* [Description of the task]
State the number of lines that include the string "JSON", and write nothing else.

(begin)

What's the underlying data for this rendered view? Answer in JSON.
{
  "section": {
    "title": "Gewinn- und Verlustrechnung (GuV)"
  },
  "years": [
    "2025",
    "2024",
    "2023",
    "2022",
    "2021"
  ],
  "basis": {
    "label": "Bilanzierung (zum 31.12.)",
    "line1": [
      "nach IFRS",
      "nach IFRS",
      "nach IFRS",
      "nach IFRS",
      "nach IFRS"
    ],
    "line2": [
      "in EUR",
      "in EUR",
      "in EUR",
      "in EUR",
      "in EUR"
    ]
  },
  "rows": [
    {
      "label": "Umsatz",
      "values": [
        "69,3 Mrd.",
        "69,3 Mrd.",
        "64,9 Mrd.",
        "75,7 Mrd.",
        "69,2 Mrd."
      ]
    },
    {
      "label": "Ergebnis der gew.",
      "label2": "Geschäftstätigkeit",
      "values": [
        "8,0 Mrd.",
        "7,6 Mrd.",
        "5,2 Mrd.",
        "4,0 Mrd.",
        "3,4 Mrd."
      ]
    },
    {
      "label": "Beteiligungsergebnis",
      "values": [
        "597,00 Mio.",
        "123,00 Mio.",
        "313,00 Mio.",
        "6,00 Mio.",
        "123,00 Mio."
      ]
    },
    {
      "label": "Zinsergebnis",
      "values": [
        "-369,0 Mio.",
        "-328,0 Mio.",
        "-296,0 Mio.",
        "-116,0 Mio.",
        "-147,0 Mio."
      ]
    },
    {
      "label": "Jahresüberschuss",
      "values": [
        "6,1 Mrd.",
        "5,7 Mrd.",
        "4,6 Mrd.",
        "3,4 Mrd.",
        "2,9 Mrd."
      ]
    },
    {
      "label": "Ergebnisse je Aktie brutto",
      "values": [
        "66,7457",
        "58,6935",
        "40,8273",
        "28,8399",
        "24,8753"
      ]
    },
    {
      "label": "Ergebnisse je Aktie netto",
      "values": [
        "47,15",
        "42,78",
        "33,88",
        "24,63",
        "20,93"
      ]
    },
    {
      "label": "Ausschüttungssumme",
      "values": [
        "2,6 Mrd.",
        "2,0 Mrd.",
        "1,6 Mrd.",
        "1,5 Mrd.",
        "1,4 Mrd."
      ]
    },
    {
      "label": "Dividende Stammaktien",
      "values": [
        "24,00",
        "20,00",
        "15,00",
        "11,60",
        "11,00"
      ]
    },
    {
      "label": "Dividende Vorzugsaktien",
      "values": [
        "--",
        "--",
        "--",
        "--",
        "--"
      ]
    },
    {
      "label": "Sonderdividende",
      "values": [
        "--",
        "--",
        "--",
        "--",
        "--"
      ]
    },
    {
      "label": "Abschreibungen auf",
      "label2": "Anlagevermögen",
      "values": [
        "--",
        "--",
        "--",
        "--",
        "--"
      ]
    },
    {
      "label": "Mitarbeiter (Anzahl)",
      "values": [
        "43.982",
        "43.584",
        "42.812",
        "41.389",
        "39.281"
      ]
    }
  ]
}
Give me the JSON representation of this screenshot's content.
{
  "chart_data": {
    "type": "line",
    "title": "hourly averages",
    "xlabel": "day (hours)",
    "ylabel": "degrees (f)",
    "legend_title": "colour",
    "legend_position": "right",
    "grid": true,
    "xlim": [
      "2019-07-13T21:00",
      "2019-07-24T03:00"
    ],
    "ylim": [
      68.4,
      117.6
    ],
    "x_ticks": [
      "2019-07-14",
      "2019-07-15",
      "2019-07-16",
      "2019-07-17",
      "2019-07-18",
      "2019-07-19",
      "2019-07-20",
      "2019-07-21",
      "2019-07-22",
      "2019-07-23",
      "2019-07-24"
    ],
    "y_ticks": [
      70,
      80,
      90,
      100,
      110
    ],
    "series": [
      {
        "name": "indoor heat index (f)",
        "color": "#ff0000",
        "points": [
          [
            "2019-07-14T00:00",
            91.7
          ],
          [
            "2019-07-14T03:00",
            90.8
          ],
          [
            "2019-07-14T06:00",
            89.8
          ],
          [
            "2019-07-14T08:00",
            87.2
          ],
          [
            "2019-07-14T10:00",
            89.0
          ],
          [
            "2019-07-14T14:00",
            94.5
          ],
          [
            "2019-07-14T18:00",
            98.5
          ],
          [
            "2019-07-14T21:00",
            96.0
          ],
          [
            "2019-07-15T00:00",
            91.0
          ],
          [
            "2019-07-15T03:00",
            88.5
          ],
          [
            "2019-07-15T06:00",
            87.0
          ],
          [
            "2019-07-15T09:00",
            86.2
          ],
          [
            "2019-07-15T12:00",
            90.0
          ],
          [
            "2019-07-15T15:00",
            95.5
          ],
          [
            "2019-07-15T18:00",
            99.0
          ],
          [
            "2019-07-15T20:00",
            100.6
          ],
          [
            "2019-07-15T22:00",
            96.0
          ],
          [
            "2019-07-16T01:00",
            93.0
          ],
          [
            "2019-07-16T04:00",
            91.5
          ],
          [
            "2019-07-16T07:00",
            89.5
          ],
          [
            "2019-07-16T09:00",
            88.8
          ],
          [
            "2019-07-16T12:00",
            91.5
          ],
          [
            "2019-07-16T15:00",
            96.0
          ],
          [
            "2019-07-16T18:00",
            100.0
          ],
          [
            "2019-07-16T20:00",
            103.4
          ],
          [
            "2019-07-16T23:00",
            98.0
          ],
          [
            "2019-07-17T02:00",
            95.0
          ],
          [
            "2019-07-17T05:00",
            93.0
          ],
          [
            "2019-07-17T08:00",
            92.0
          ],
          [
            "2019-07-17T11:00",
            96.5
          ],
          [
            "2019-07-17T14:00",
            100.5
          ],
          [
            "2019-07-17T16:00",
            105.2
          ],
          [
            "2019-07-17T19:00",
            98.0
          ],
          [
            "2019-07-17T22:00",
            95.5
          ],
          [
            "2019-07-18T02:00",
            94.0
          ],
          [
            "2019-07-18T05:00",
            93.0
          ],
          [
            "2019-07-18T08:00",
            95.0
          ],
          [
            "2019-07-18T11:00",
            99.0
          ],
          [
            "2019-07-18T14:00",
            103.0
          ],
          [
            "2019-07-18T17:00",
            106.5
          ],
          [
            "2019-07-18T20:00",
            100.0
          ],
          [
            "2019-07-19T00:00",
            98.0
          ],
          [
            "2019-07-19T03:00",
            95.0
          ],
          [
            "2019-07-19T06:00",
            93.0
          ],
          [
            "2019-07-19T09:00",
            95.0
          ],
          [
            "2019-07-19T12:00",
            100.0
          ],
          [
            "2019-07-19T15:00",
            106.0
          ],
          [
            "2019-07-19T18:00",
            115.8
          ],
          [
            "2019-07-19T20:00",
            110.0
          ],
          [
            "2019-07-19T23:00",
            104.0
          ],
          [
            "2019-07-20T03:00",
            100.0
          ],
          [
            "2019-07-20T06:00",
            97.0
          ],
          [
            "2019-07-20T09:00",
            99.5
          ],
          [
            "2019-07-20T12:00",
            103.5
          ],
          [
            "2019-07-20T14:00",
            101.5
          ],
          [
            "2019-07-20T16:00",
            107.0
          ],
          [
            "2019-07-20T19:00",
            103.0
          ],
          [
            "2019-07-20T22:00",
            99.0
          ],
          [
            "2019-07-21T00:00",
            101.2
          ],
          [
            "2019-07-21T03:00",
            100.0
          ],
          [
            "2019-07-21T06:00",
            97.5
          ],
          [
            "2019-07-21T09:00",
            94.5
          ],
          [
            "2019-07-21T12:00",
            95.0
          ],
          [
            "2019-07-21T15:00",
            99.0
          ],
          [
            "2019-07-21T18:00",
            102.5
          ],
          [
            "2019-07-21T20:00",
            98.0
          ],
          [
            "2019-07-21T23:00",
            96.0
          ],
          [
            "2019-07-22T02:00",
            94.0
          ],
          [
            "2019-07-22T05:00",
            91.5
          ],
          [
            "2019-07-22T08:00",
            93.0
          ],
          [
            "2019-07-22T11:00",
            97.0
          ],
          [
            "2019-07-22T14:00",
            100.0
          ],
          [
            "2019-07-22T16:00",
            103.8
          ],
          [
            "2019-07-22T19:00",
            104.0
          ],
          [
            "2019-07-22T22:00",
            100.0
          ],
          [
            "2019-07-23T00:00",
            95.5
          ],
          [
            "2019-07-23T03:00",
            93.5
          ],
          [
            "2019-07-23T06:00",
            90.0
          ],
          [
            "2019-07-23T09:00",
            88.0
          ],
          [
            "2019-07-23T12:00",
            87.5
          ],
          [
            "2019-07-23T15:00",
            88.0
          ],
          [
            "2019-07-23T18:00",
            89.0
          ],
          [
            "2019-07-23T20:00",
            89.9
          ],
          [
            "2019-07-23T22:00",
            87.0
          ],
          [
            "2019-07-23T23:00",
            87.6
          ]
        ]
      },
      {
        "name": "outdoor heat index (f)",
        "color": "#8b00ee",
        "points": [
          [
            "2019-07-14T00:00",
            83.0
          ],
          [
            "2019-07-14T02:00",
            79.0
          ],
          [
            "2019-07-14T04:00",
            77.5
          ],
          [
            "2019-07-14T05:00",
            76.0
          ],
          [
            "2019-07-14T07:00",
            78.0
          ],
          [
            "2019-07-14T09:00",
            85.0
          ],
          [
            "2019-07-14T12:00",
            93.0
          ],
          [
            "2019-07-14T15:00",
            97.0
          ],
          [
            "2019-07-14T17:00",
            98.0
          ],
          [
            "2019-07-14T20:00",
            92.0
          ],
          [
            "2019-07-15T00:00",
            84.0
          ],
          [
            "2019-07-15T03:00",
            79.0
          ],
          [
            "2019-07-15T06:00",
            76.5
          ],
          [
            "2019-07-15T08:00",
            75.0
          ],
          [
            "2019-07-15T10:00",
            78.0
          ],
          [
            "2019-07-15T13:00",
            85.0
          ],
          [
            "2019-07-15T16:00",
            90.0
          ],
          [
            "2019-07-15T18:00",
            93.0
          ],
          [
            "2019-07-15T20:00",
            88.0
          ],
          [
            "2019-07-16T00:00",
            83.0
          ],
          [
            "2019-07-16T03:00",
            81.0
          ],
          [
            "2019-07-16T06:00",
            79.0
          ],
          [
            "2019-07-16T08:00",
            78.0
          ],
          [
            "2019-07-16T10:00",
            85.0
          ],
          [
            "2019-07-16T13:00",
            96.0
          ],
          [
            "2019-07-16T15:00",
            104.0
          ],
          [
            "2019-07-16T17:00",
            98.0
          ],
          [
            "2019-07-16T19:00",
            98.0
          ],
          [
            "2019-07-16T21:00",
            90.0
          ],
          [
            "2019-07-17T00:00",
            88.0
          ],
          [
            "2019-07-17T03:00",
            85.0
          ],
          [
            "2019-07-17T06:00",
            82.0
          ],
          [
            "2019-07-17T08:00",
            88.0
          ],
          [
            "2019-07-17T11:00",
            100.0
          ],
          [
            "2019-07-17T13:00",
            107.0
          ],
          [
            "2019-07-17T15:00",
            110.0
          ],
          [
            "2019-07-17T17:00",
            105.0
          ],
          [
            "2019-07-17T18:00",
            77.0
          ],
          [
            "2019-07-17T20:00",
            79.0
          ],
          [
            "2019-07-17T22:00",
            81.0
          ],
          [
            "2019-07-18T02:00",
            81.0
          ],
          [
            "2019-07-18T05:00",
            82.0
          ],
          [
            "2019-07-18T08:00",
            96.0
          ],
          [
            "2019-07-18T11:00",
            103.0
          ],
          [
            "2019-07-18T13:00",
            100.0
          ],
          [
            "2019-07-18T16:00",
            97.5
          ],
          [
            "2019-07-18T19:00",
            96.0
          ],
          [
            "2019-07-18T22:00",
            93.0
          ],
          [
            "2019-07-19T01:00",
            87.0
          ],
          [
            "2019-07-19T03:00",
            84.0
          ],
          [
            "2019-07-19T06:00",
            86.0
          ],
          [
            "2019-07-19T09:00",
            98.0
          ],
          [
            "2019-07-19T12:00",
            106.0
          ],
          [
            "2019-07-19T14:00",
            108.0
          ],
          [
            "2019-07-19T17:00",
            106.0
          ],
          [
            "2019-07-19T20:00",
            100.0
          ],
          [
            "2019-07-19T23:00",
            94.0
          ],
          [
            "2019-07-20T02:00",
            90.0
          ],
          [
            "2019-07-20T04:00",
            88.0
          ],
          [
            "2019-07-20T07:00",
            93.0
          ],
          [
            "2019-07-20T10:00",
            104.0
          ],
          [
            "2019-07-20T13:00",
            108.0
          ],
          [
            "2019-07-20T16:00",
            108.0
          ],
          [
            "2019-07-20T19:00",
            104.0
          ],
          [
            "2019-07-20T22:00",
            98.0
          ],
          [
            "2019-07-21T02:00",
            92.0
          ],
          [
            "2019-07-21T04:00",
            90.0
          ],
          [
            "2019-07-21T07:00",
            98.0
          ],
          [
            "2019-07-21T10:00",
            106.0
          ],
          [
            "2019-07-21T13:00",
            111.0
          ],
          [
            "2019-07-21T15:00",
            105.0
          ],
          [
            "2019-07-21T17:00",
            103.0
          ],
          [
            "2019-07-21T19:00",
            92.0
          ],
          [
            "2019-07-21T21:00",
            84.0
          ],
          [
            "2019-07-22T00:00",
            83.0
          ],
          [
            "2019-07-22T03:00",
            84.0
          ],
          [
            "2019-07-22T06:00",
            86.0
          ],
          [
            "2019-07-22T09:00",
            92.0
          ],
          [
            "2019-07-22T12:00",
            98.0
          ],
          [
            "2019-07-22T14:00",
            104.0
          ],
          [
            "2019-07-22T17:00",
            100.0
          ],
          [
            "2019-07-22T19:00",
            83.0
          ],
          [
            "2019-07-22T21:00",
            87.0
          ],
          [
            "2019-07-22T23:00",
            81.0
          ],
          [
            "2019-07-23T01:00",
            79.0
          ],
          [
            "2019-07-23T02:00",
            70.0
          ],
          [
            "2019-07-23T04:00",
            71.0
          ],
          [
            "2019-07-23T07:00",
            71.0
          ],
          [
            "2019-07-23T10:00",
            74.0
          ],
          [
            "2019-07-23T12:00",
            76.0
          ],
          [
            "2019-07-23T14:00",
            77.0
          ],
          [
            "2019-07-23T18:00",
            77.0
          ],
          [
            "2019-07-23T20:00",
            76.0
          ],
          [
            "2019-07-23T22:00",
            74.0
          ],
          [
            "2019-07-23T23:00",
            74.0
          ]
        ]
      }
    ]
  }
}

(end)

* [Expected answer]
2